• **Task brief**:
Reproduce each record exactly.

• **Information given**:
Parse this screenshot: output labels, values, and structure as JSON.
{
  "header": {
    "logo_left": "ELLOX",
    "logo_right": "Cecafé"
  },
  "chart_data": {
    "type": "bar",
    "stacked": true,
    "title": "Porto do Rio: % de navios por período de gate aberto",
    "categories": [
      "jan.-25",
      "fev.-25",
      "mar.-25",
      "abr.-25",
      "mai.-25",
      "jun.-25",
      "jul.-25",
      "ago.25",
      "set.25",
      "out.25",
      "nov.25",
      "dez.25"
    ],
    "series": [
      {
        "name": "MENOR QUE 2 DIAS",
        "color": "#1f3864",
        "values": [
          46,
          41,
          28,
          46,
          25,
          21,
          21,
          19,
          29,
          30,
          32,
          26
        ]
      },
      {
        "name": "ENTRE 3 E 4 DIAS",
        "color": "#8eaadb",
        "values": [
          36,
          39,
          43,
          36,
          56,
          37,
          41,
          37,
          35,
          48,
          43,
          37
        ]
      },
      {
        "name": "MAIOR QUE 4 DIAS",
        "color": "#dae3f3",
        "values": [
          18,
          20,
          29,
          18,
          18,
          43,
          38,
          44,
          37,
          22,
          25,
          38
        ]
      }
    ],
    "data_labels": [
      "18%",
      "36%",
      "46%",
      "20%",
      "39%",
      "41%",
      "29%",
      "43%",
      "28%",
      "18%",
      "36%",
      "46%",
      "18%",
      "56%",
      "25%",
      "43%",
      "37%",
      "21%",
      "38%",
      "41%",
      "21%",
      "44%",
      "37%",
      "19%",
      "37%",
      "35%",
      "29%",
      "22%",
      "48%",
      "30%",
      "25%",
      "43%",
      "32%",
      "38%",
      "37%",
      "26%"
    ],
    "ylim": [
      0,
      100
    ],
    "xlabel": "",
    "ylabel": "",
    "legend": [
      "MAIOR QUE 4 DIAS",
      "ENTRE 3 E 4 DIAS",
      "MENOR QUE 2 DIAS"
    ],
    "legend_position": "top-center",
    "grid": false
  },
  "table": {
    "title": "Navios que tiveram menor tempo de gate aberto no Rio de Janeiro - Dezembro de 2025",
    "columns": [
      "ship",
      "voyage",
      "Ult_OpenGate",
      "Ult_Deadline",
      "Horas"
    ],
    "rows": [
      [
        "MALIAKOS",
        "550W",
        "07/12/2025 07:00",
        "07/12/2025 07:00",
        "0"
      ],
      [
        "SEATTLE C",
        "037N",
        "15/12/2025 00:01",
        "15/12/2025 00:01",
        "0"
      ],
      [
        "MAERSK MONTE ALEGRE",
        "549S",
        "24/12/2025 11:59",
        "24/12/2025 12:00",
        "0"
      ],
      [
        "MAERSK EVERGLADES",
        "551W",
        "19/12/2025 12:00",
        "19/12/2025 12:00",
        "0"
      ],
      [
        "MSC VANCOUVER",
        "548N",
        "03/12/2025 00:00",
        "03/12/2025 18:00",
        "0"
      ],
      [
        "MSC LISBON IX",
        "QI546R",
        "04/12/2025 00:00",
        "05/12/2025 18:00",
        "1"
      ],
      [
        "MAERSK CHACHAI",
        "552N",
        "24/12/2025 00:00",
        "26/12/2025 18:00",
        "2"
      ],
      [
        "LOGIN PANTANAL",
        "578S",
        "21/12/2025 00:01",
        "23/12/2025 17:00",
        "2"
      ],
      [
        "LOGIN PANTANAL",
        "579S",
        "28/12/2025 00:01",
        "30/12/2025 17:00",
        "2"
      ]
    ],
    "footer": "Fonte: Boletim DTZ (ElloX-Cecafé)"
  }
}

• **Answer for the task**:
Parse this screenshot: output labels, values, and structure as JSON.
{
  "header": {
    "logo_left": "ELLOX",
    "logo_right": "Cecafé"
  },
  "chart_data": {
    "type": "bar",
    "stacked": true,
    "title": "Porto do Rio: % de navios por período de gate aberto",
    "categories": [
      "jan.-25",
      "fev.-25",
      "mar.-25",
      "abr.-25",
      "mai.-25",
      "jun.-25",
      "jul.-25",
      "ago.25",
      "set.25",
      "out.25",
      "nov.25",
      "dez.25"
    ],
    "series": [
      {
        "name": "MENOR QUE 2 DIAS",
        "color": "#1f3864",
        "values": [
          46,
          41,
          28,
          46,
          25,
          21,
          21,
          19,
          29,
          30,
          32,
          26
        ]
      },
      {
        "name": "ENTRE 3 E 4 DIAS",
        "color": "#8eaadb",
        "values": [
          36,
          39,
          43,
          36,
          56,
          37,
          41,
          37,
          35,
          48,
          43,
          37
        ]
      },
      {
        "name": "MAIOR QUE 4 DIAS",
        "color": "#dae3f3",
        "values": [
          18,
          20,
          29,
          18,
          18,
          43,
          38,
          44,
          37,
          22,
          25,
          38
        ]
      }
    ],
    "data_labels": [
      "18%",
      "36%",
      "46%",
      "20%",
      "39%",
      "41%",
      "29%",
      "43%",
      "28%",
      "18%",
      "36%",
      "46%",
      "18%",
      "56%",
      "25%",
      "43%",
      "37%",
      "21%",
      "38%",
      "41%",
      "21%",
      "44%",
      "37%",
      "19%",
      "37%",
      "35%",
      "29%",
      "22%",
      "48%",
      "30%",
      "25%",
      "43%",
      "32%",
      "38%",
      "37%",
      "26%"
    ],
    "ylim": [
      0,
      100
    ],
    "xlabel": "",
    "ylabel": "",
    "legend": [
      "MAIOR QUE 4 DIAS",
      "ENTRE 3 E 4 DIAS",
      "MENOR QUE 2 DIAS"
    ],
    "legend_position": "top-center",
    "grid": false
  },
  "table": {
    "title": "Navios que tiveram menor tempo de gate aberto no Rio de Janeiro - Dezembro de 2025",
    "columns": [
      "ship",
      "voyage",
      "Ult_OpenGate",
      "Ult_Deadline",
      "Horas"
    ],
    "rows": [
      [
        "MALIAKOS",
        "550W",
        "07/12/2025 07:00",
        "07/12/2025 07:00",
        "0"
      ],
      [
        "SEATTLE C",
        "037N",
        "15/12/2025 00:01",
        "15/12/2025 00:01",
        "0"
      ],
      [
        "MAERSK MONTE ALEGRE",
        "549S",
        "24/12/2025 11:59",
        "24/12/2025 12:00",
        "0"
      ],
      [
        "MAERSK EVERGLADES",
        "551W",
        "19/12/2025 12:00",
        "19/12/2025 12:00",
        "0"
      ],
      [
        "MSC VANCOUVER",
        "548N",
        "03/12/2025 00:00",
        "03/12/2025 18:00",
        "0"
      ],
      [
        "MSC LISBON IX",
        "QI546R",
        "04/12/2025 00:00",
        "05/12/2025 18:00",
        "1"
      ],
      [
        "MAERSK CHACHAI",
        "552N",
        "24/12/2025 00:00",
        "26/12/2025 18:00",
        "2"
      ],
      [
        "LOGIN PANTANAL",
        "578S",
        "21/12/2025 00:01",
        "23/12/2025 17:00",
        "2"
      ],
      [
        "LOGIN PANTANAL",
        "579S",
        "28/12/2025 00:01",
        "30/12/2025 17:00",
        "2"
      ]
    ],
    "footer": "Fonte: Boletim DTZ (ElloX-Cecafé)"
  }
}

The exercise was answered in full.